[Collected data]
━━━━━━━━━━━━━━━━━━━━━━━━━━━━━━

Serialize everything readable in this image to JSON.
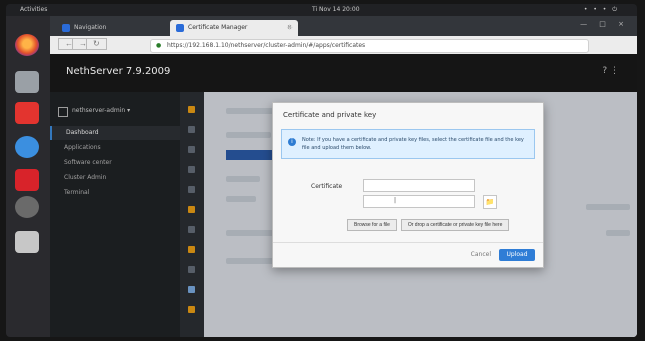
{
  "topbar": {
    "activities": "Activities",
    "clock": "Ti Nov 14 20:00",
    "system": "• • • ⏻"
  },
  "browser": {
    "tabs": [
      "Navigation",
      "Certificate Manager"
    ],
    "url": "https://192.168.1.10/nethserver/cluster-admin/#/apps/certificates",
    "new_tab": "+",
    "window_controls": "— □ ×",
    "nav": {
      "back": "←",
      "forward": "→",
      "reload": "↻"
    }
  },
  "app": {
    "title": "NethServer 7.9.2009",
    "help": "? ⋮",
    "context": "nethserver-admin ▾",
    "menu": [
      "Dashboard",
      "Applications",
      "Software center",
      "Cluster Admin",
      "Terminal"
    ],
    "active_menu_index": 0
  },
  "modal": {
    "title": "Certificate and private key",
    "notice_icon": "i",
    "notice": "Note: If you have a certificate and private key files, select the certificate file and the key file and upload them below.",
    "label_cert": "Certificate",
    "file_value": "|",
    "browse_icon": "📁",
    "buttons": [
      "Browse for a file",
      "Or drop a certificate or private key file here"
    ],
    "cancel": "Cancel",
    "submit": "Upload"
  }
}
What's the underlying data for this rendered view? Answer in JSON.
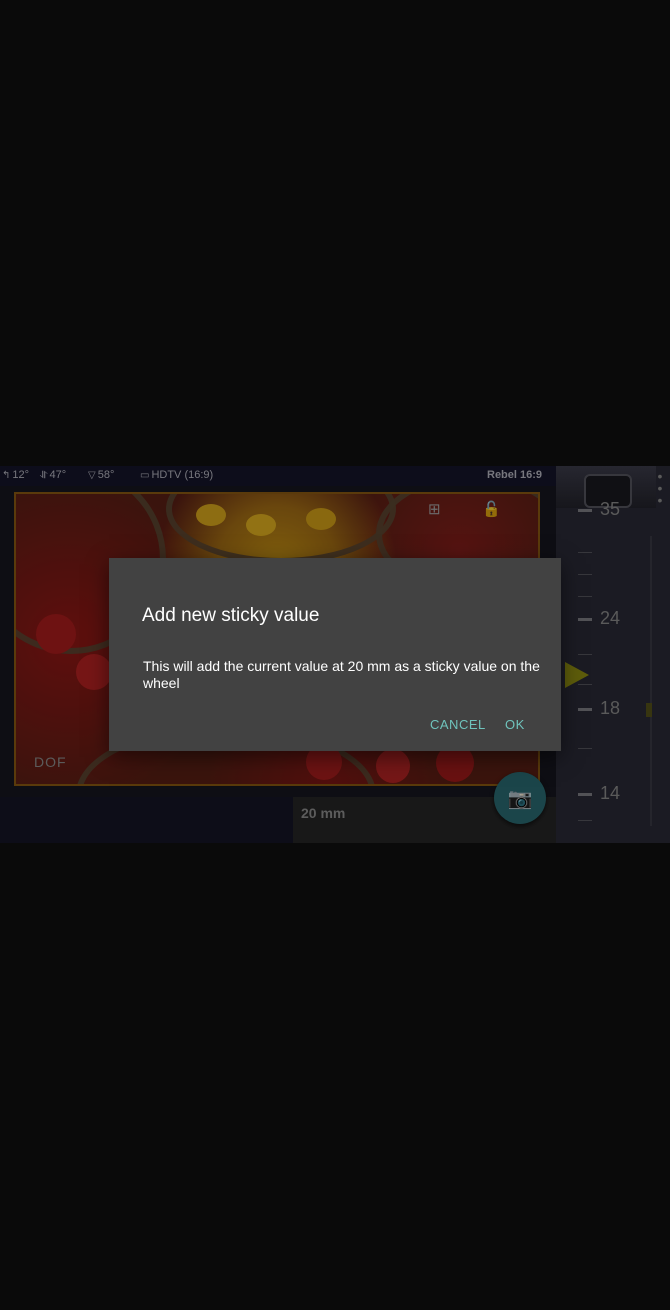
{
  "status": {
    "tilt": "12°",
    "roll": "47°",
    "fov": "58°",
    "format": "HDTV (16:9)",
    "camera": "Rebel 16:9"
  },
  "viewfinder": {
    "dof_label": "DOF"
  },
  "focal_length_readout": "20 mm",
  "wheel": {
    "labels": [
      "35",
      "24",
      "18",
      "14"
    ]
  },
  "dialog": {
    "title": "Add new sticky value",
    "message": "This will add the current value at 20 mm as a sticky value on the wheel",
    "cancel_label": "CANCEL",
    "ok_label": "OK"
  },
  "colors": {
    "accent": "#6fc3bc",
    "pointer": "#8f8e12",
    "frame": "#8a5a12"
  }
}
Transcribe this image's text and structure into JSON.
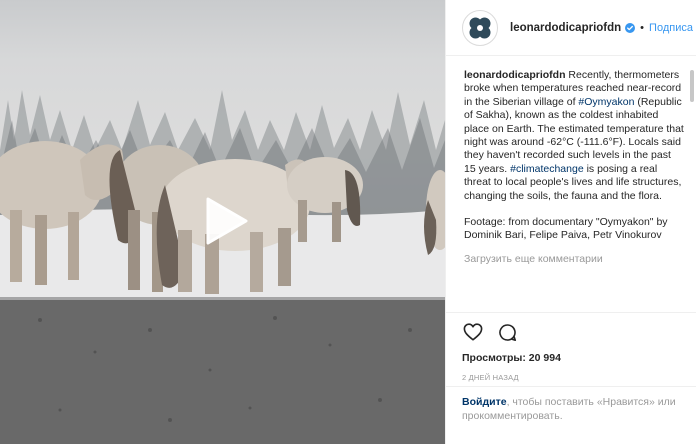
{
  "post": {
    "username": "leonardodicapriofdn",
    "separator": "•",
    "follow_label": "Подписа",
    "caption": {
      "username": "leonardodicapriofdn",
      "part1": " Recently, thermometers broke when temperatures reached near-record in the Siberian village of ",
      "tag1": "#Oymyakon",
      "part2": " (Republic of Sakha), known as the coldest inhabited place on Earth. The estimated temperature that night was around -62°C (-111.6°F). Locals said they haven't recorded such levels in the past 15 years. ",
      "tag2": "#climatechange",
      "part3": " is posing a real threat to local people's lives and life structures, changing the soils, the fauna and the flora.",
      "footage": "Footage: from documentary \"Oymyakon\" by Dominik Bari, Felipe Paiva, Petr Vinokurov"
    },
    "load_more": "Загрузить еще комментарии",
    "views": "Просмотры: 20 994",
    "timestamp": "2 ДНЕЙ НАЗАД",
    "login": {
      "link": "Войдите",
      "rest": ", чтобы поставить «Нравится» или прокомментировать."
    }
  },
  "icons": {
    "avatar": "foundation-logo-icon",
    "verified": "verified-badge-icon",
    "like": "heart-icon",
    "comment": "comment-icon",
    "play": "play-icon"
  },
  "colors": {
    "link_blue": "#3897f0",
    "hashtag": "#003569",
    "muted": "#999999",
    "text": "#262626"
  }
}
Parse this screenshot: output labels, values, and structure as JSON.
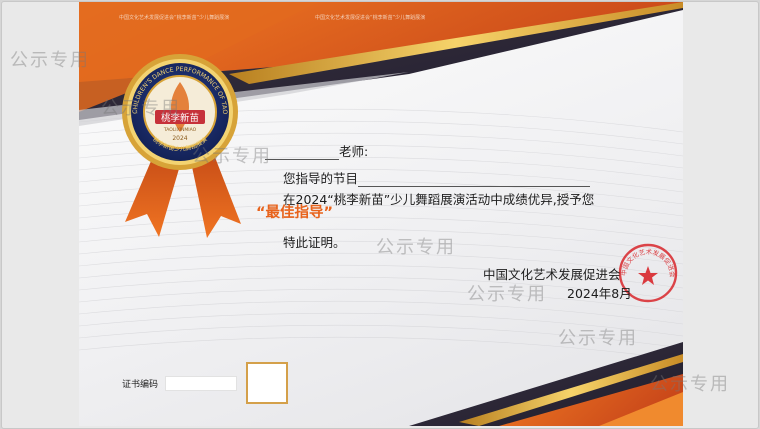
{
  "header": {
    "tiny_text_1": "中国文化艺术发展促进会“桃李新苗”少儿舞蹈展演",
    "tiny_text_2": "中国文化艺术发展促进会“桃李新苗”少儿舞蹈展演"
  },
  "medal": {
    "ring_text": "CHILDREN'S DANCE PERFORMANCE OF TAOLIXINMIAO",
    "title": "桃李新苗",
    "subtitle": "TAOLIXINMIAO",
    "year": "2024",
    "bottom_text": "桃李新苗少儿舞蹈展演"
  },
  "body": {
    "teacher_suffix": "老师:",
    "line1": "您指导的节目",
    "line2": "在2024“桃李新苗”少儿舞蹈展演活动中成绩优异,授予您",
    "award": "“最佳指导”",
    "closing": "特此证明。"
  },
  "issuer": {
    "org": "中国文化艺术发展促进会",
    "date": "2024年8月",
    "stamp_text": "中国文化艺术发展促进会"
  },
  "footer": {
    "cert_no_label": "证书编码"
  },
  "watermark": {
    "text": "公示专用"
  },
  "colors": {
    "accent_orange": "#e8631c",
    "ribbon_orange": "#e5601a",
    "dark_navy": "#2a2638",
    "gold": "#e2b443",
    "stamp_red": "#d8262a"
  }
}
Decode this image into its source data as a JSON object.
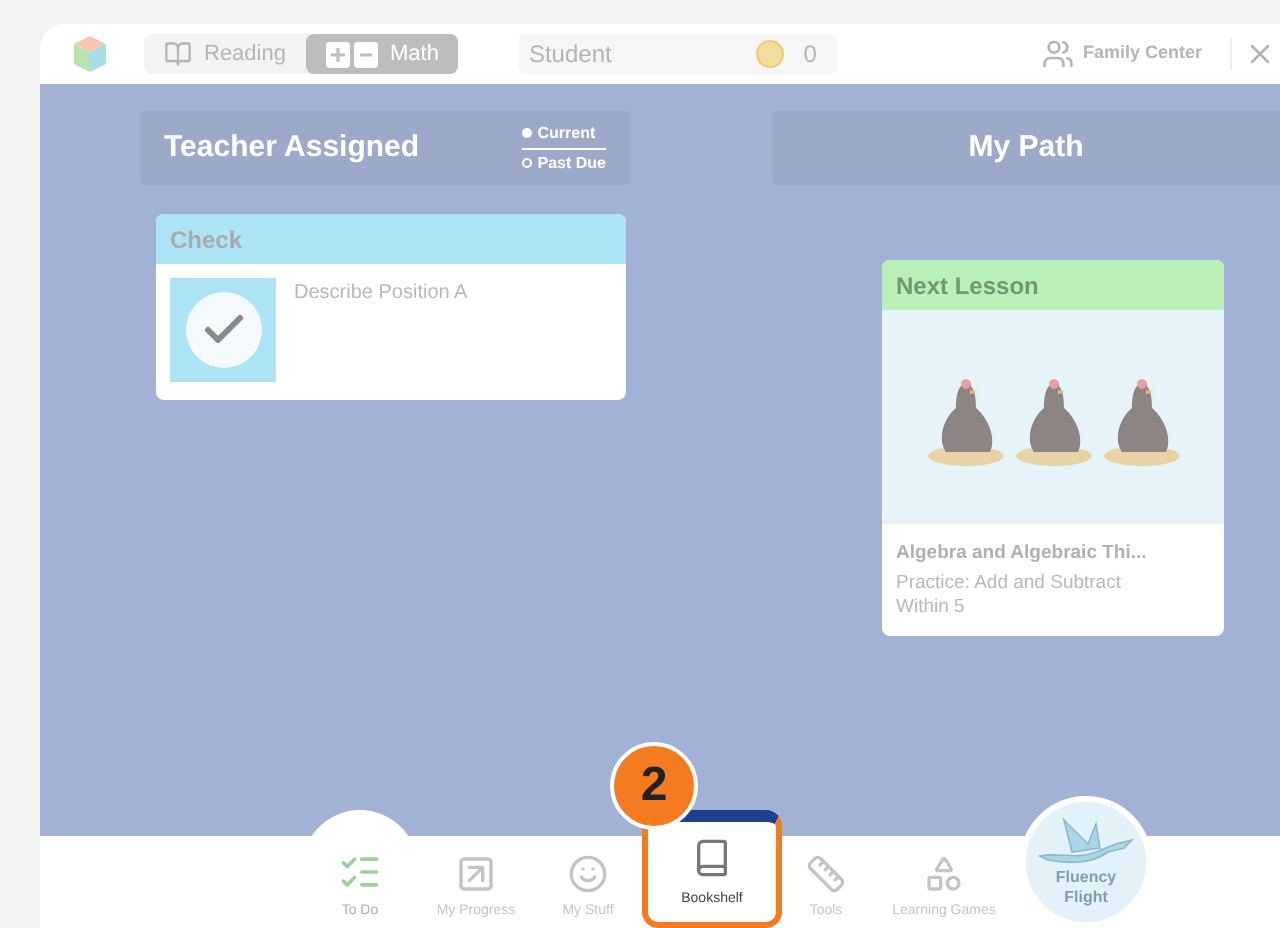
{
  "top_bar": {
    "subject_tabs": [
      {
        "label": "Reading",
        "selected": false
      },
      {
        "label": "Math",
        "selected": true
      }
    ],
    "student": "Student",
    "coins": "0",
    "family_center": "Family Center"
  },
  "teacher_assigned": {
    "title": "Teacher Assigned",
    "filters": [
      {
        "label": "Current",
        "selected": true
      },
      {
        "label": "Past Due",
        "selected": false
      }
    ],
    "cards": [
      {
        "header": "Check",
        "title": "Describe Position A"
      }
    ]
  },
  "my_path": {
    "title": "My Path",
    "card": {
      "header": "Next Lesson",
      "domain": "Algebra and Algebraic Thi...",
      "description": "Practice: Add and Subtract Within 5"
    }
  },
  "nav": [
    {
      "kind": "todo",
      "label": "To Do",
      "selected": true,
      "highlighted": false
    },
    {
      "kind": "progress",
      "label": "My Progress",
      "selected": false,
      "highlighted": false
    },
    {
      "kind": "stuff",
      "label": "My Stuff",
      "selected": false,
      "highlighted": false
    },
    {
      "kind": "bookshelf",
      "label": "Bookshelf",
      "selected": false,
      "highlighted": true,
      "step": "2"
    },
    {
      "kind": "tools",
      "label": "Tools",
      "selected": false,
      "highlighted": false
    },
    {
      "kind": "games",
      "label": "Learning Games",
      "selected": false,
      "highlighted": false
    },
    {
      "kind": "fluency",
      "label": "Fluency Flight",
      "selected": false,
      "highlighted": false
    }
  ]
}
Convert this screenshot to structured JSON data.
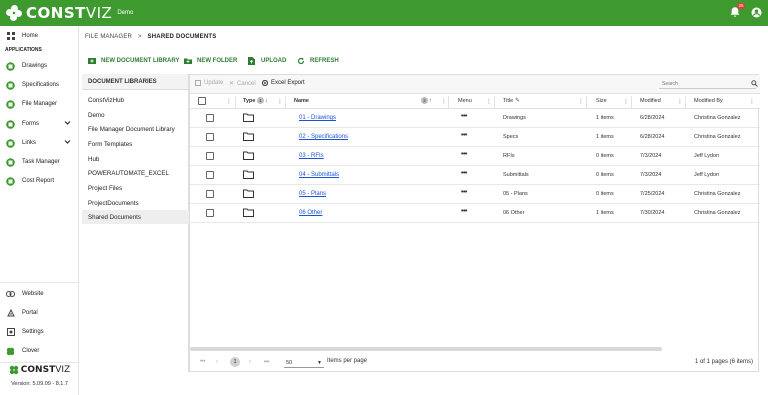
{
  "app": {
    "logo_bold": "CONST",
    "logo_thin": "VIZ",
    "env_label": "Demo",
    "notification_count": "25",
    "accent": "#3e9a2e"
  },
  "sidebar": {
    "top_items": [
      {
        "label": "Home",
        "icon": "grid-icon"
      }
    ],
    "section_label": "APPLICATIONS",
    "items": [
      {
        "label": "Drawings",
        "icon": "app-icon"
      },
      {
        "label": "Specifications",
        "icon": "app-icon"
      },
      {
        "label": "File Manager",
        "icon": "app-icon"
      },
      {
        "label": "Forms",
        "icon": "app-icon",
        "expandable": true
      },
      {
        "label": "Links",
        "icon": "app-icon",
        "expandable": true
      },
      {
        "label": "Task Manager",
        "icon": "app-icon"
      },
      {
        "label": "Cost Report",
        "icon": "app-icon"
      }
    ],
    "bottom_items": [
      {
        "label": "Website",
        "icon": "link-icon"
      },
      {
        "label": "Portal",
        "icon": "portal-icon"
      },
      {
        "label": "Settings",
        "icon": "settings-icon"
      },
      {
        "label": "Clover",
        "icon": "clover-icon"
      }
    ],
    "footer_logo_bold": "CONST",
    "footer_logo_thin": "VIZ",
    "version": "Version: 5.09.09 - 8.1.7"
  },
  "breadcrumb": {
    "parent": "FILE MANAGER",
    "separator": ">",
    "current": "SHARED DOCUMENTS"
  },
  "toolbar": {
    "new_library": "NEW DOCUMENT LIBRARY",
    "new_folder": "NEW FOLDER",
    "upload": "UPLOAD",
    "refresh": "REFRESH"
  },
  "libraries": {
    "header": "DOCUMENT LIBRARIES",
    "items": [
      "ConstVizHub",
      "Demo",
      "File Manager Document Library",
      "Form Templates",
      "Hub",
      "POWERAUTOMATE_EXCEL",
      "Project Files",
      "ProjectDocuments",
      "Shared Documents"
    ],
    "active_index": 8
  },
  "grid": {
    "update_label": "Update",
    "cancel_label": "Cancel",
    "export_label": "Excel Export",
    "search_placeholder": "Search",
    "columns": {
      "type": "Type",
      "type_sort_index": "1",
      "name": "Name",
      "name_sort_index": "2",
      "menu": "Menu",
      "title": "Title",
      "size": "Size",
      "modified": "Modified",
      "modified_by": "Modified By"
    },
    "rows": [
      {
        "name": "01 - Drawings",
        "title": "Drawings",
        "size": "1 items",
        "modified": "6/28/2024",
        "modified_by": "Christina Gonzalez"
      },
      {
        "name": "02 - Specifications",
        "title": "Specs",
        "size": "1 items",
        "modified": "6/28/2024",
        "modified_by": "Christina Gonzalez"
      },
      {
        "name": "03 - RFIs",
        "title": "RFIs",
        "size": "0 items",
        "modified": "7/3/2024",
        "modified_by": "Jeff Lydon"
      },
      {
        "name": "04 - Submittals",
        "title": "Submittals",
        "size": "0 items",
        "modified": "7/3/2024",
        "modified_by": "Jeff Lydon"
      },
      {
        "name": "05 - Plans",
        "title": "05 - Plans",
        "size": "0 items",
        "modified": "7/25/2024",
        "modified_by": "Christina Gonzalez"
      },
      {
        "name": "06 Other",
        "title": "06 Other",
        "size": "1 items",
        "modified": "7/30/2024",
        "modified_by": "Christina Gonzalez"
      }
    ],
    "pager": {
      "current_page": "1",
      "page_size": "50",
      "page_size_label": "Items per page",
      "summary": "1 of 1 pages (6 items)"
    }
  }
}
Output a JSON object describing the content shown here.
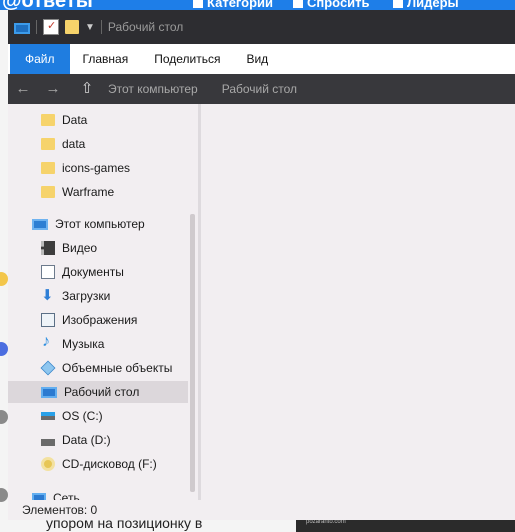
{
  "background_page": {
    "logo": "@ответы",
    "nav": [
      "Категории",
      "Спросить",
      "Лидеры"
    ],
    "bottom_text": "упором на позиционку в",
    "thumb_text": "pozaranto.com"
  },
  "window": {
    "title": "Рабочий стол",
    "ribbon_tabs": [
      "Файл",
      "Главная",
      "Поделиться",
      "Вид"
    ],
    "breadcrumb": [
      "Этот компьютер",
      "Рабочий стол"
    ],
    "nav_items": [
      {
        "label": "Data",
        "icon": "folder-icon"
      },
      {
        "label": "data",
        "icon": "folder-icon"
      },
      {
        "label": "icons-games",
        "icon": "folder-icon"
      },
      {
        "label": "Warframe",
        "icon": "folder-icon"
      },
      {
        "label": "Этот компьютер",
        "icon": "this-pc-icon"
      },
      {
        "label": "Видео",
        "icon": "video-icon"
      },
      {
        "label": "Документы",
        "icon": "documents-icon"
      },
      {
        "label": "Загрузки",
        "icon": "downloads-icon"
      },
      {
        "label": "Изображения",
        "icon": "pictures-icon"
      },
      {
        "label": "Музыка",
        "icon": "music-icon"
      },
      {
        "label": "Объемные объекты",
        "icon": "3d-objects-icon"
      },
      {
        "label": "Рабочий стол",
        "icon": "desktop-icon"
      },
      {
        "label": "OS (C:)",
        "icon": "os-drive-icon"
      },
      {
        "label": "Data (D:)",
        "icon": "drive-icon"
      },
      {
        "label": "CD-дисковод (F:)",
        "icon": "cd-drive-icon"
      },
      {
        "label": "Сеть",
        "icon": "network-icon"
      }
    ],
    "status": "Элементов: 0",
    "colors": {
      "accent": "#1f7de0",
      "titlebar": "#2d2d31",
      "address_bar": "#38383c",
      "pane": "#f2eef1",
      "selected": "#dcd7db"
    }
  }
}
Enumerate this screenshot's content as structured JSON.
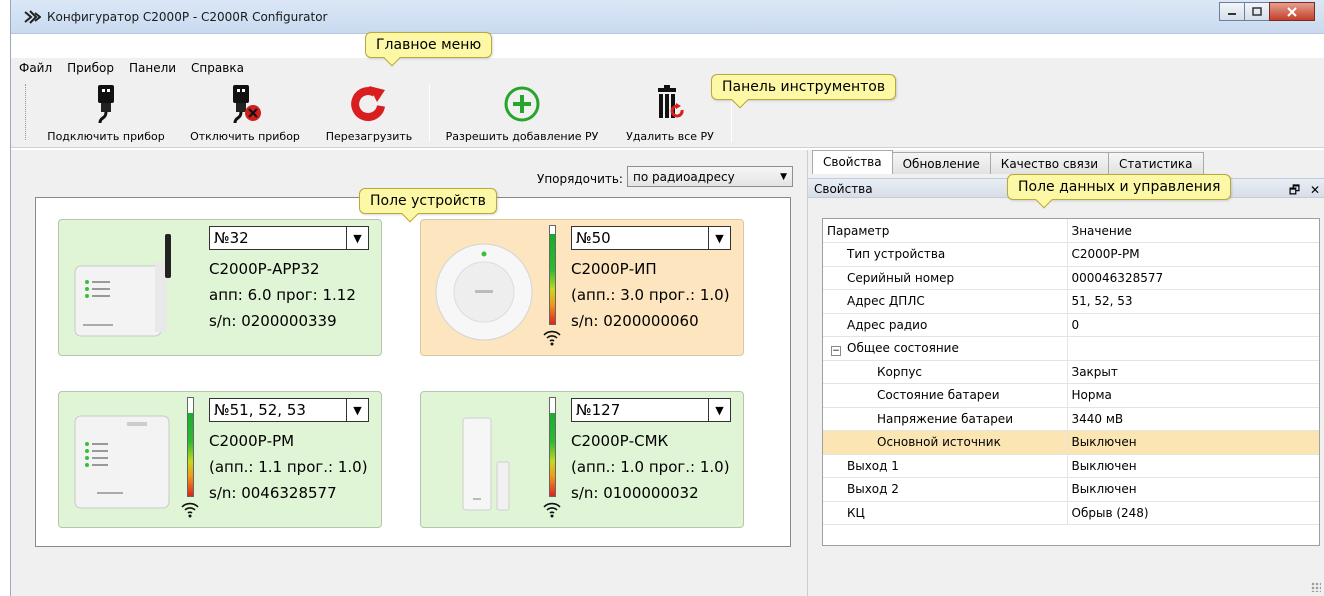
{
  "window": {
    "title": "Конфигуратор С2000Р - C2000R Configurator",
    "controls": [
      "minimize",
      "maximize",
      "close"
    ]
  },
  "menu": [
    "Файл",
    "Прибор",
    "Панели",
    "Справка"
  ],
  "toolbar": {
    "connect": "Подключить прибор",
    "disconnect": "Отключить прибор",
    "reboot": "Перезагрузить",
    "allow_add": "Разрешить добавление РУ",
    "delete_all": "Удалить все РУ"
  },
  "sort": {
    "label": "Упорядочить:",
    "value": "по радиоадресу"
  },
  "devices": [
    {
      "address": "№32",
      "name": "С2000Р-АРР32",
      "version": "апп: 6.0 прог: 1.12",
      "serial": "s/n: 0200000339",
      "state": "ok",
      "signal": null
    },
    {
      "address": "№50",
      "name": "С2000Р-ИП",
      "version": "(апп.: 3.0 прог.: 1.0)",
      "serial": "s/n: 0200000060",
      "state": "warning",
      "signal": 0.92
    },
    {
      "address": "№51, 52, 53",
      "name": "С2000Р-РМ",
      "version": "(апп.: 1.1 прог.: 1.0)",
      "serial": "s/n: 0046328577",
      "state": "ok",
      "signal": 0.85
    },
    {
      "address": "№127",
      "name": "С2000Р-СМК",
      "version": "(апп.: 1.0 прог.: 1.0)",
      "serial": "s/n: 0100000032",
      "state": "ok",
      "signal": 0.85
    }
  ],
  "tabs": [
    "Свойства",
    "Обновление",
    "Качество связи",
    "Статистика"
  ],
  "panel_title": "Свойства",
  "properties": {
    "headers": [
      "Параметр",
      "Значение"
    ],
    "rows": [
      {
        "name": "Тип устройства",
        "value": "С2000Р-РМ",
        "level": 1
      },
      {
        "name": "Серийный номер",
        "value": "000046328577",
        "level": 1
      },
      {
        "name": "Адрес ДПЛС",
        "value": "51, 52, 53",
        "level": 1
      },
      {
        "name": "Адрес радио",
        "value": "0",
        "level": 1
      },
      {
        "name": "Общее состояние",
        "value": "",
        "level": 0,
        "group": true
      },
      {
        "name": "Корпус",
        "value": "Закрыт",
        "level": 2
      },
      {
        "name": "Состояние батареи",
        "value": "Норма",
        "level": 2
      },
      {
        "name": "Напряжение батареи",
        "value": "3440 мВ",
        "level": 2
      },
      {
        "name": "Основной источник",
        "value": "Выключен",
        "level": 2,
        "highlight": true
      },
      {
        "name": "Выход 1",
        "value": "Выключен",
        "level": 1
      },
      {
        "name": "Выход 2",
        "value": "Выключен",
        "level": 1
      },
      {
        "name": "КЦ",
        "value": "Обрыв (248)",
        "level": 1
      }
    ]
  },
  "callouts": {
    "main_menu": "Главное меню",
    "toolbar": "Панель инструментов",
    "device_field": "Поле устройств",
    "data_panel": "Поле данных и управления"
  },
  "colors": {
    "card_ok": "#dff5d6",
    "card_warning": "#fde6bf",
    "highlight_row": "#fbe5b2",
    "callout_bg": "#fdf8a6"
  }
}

━━━━━━━━━━━━━━━━━━━━━━━━━━━━━━

Search the listing for the word "content". Copy every line in which it occurs.

- The solution:
Output a JSON object describing the content shown here.
Enumerate this screenshot's content as structured JSON.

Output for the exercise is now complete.